- **WHAT IS BEING ASKED**
Copy all the data exactly, except the pictures.

--- Begin ---

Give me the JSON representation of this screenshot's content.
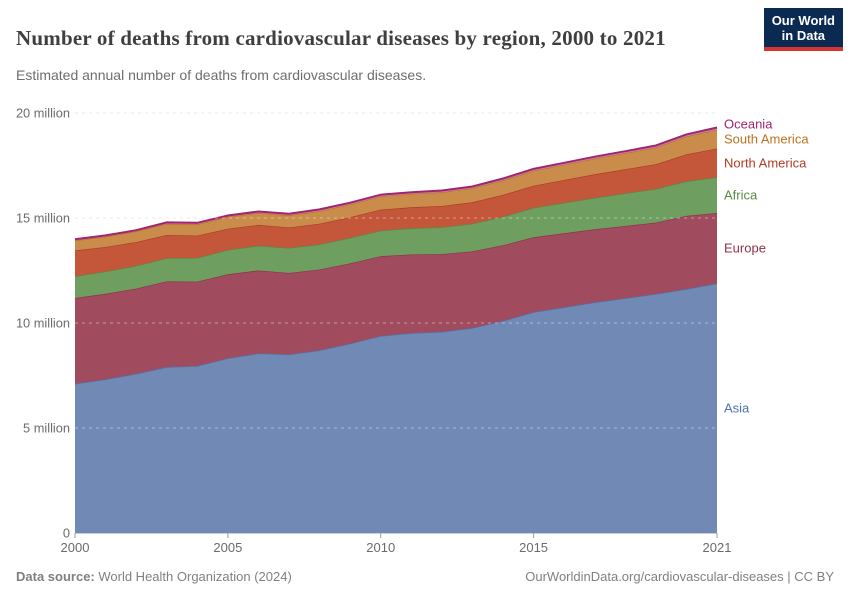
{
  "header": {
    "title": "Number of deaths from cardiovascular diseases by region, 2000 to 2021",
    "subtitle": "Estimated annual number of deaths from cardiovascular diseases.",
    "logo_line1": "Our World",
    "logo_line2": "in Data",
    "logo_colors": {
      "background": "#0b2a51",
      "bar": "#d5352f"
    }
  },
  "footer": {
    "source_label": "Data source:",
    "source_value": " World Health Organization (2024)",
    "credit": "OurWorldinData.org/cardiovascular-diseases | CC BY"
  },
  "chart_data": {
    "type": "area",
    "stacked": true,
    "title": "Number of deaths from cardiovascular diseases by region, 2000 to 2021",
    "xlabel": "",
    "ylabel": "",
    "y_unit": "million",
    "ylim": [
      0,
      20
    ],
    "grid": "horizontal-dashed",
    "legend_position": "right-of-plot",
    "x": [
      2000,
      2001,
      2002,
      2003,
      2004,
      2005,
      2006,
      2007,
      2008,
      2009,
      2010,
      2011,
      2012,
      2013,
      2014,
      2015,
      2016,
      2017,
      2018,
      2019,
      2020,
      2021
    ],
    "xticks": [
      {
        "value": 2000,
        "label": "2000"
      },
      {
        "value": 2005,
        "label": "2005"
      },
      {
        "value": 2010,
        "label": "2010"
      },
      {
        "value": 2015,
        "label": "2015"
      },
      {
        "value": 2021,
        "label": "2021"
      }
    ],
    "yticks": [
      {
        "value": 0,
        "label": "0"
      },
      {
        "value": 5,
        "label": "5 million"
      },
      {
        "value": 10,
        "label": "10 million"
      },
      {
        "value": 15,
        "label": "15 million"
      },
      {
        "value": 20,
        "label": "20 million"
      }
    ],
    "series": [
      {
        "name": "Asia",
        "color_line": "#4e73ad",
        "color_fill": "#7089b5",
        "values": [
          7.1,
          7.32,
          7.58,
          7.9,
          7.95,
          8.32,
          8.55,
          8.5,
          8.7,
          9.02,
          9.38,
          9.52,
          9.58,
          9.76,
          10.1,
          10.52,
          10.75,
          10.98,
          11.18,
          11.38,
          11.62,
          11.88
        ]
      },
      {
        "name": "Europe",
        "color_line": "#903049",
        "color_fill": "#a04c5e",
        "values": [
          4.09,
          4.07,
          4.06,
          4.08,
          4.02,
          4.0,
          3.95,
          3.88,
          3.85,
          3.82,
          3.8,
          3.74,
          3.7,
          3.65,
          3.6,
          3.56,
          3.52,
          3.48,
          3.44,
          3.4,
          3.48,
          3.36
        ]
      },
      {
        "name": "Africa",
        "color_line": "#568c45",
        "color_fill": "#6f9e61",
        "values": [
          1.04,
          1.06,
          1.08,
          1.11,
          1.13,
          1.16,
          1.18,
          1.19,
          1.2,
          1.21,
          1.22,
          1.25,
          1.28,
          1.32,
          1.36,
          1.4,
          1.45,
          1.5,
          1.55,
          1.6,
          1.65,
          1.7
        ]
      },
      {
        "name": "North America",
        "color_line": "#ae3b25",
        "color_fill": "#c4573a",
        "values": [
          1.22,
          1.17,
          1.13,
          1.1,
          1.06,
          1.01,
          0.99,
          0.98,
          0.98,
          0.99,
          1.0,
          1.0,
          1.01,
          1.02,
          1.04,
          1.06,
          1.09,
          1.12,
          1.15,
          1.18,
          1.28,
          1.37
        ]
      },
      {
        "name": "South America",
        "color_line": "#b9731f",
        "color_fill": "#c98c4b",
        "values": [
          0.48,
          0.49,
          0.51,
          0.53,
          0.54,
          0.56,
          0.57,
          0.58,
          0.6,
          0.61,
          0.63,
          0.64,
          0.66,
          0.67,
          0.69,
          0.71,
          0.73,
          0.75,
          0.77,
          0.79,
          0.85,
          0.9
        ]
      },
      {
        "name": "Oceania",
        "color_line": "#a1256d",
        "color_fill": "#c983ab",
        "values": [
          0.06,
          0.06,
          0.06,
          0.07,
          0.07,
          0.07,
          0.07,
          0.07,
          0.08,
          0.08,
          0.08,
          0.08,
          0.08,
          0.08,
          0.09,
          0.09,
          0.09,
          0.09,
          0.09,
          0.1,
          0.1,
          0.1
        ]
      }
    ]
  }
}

--- End ---

- **COMPLETED TASK**
Give me the JSON representation of this screenshot's content.
{
  "header": {
    "title": "Number of deaths from cardiovascular diseases by region, 2000 to 2021",
    "subtitle": "Estimated annual number of deaths from cardiovascular diseases.",
    "logo_line1": "Our World",
    "logo_line2": "in Data",
    "logo_colors": {
      "background": "#0b2a51",
      "bar": "#d5352f"
    }
  },
  "footer": {
    "source_label": "Data source:",
    "source_value": " World Health Organization (2024)",
    "credit": "OurWorldinData.org/cardiovascular-diseases | CC BY"
  },
  "chart_data": {
    "type": "area",
    "stacked": true,
    "title": "Number of deaths from cardiovascular diseases by region, 2000 to 2021",
    "xlabel": "",
    "ylabel": "",
    "y_unit": "million",
    "ylim": [
      0,
      20
    ],
    "grid": "horizontal-dashed",
    "legend_position": "right-of-plot",
    "x": [
      2000,
      2001,
      2002,
      2003,
      2004,
      2005,
      2006,
      2007,
      2008,
      2009,
      2010,
      2011,
      2012,
      2013,
      2014,
      2015,
      2016,
      2017,
      2018,
      2019,
      2020,
      2021
    ],
    "xticks": [
      {
        "value": 2000,
        "label": "2000"
      },
      {
        "value": 2005,
        "label": "2005"
      },
      {
        "value": 2010,
        "label": "2010"
      },
      {
        "value": 2015,
        "label": "2015"
      },
      {
        "value": 2021,
        "label": "2021"
      }
    ],
    "yticks": [
      {
        "value": 0,
        "label": "0"
      },
      {
        "value": 5,
        "label": "5 million"
      },
      {
        "value": 10,
        "label": "10 million"
      },
      {
        "value": 15,
        "label": "15 million"
      },
      {
        "value": 20,
        "label": "20 million"
      }
    ],
    "series": [
      {
        "name": "Asia",
        "color_line": "#4e73ad",
        "color_fill": "#7089b5",
        "values": [
          7.1,
          7.32,
          7.58,
          7.9,
          7.95,
          8.32,
          8.55,
          8.5,
          8.7,
          9.02,
          9.38,
          9.52,
          9.58,
          9.76,
          10.1,
          10.52,
          10.75,
          10.98,
          11.18,
          11.38,
          11.62,
          11.88
        ]
      },
      {
        "name": "Europe",
        "color_line": "#903049",
        "color_fill": "#a04c5e",
        "values": [
          4.09,
          4.07,
          4.06,
          4.08,
          4.02,
          4.0,
          3.95,
          3.88,
          3.85,
          3.82,
          3.8,
          3.74,
          3.7,
          3.65,
          3.6,
          3.56,
          3.52,
          3.48,
          3.44,
          3.4,
          3.48,
          3.36
        ]
      },
      {
        "name": "Africa",
        "color_line": "#568c45",
        "color_fill": "#6f9e61",
        "values": [
          1.04,
          1.06,
          1.08,
          1.11,
          1.13,
          1.16,
          1.18,
          1.19,
          1.2,
          1.21,
          1.22,
          1.25,
          1.28,
          1.32,
          1.36,
          1.4,
          1.45,
          1.5,
          1.55,
          1.6,
          1.65,
          1.7
        ]
      },
      {
        "name": "North America",
        "color_line": "#ae3b25",
        "color_fill": "#c4573a",
        "values": [
          1.22,
          1.17,
          1.13,
          1.1,
          1.06,
          1.01,
          0.99,
          0.98,
          0.98,
          0.99,
          1.0,
          1.0,
          1.01,
          1.02,
          1.04,
          1.06,
          1.09,
          1.12,
          1.15,
          1.18,
          1.28,
          1.37
        ]
      },
      {
        "name": "South America",
        "color_line": "#b9731f",
        "color_fill": "#c98c4b",
        "values": [
          0.48,
          0.49,
          0.51,
          0.53,
          0.54,
          0.56,
          0.57,
          0.58,
          0.6,
          0.61,
          0.63,
          0.64,
          0.66,
          0.67,
          0.69,
          0.71,
          0.73,
          0.75,
          0.77,
          0.79,
          0.85,
          0.9
        ]
      },
      {
        "name": "Oceania",
        "color_line": "#a1256d",
        "color_fill": "#c983ab",
        "values": [
          0.06,
          0.06,
          0.06,
          0.07,
          0.07,
          0.07,
          0.07,
          0.07,
          0.08,
          0.08,
          0.08,
          0.08,
          0.08,
          0.08,
          0.09,
          0.09,
          0.09,
          0.09,
          0.09,
          0.1,
          0.1,
          0.1
        ]
      }
    ]
  }
}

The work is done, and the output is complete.